**Given task**
Return all entries precisely as they stand, without the images.

**Dataset extract**
☆ ☆ ☆
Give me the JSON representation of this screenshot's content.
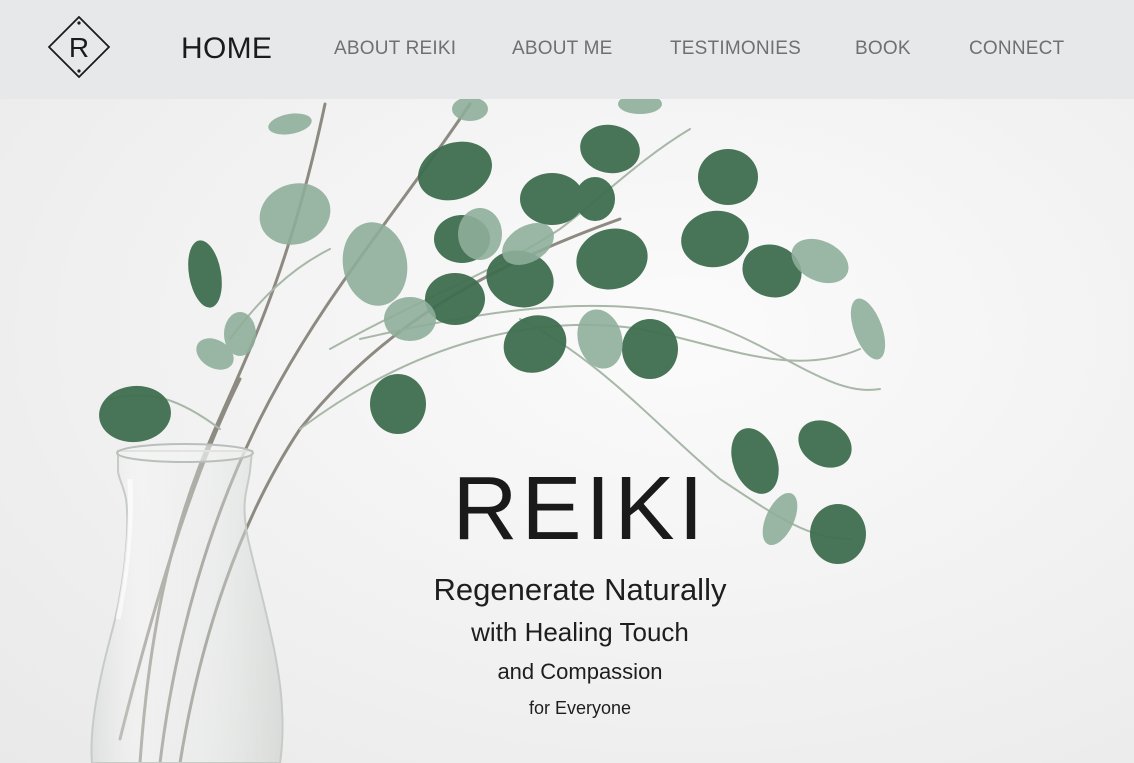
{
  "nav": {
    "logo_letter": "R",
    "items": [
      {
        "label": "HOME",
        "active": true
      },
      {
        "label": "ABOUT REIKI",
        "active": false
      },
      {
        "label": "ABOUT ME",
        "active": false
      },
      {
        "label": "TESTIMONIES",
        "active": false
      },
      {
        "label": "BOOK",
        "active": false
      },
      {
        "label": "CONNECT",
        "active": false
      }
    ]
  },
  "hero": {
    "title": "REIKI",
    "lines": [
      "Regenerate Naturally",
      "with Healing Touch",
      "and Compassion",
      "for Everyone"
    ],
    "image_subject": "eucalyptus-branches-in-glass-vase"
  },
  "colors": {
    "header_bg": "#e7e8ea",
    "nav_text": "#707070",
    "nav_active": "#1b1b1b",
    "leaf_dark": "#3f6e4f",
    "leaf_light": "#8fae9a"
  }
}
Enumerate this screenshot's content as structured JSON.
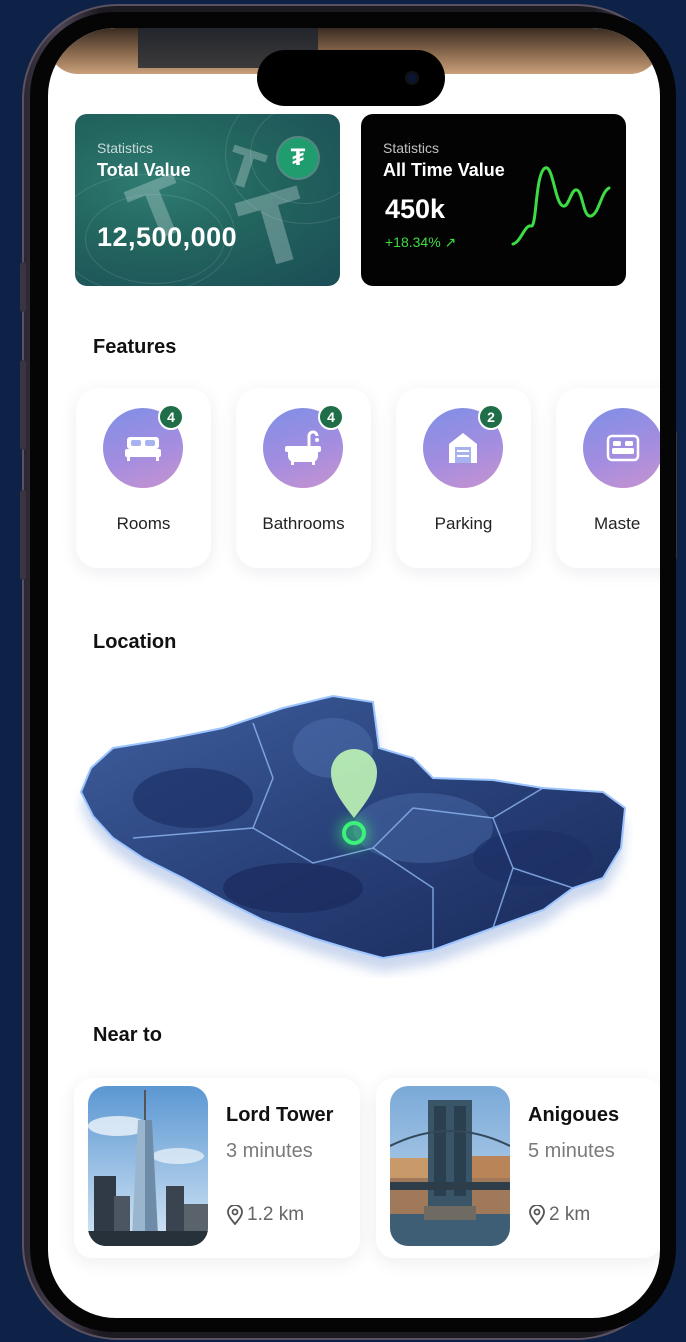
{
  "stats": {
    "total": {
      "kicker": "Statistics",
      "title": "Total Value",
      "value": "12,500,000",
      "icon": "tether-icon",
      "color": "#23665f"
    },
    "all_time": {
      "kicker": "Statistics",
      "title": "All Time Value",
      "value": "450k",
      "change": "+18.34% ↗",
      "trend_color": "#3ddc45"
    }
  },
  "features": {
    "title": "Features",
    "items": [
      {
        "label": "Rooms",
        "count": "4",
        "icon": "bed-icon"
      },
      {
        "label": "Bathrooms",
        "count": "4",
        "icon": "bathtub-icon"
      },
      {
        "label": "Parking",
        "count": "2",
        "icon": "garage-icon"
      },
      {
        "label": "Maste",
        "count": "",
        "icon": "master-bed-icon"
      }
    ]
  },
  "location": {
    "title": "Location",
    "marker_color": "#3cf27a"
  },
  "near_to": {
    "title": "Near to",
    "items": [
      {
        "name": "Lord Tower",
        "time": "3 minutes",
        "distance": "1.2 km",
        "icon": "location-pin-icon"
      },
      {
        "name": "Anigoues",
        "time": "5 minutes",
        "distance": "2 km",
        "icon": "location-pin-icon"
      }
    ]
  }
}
☆ ☆ ☆
**Solved problem**
Give me the JSON representation of this screenshot's content.
{
  "nav": {
    "logo_letter": "R",
    "items": [
      {
        "label": "HOME",
        "active": true
      },
      {
        "label": "ABOUT REIKI",
        "active": false
      },
      {
        "label": "ABOUT ME",
        "active": false
      },
      {
        "label": "TESTIMONIES",
        "active": false
      },
      {
        "label": "BOOK",
        "active": false
      },
      {
        "label": "CONNECT",
        "active": false
      }
    ]
  },
  "hero": {
    "title": "REIKI",
    "lines": [
      "Regenerate Naturally",
      "with Healing Touch",
      "and Compassion",
      "for Everyone"
    ],
    "image_subject": "eucalyptus-branches-in-glass-vase"
  },
  "colors": {
    "header_bg": "#e7e8ea",
    "nav_text": "#707070",
    "nav_active": "#1b1b1b",
    "leaf_dark": "#3f6e4f",
    "leaf_light": "#8fae9a"
  }
}
Enumerate this screenshot's content as structured JSON.
{
  "stats": {
    "total": {
      "kicker": "Statistics",
      "title": "Total Value",
      "value": "12,500,000",
      "icon": "tether-icon",
      "color": "#23665f"
    },
    "all_time": {
      "kicker": "Statistics",
      "title": "All Time Value",
      "value": "450k",
      "change": "+18.34% ↗",
      "trend_color": "#3ddc45"
    }
  },
  "features": {
    "title": "Features",
    "items": [
      {
        "label": "Rooms",
        "count": "4",
        "icon": "bed-icon"
      },
      {
        "label": "Bathrooms",
        "count": "4",
        "icon": "bathtub-icon"
      },
      {
        "label": "Parking",
        "count": "2",
        "icon": "garage-icon"
      },
      {
        "label": "Maste",
        "count": "",
        "icon": "master-bed-icon"
      }
    ]
  },
  "location": {
    "title": "Location",
    "marker_color": "#3cf27a"
  },
  "near_to": {
    "title": "Near to",
    "items": [
      {
        "name": "Lord Tower",
        "time": "3 minutes",
        "distance": "1.2 km",
        "icon": "location-pin-icon"
      },
      {
        "name": "Anigoues",
        "time": "5 minutes",
        "distance": "2 km",
        "icon": "location-pin-icon"
      }
    ]
  }
}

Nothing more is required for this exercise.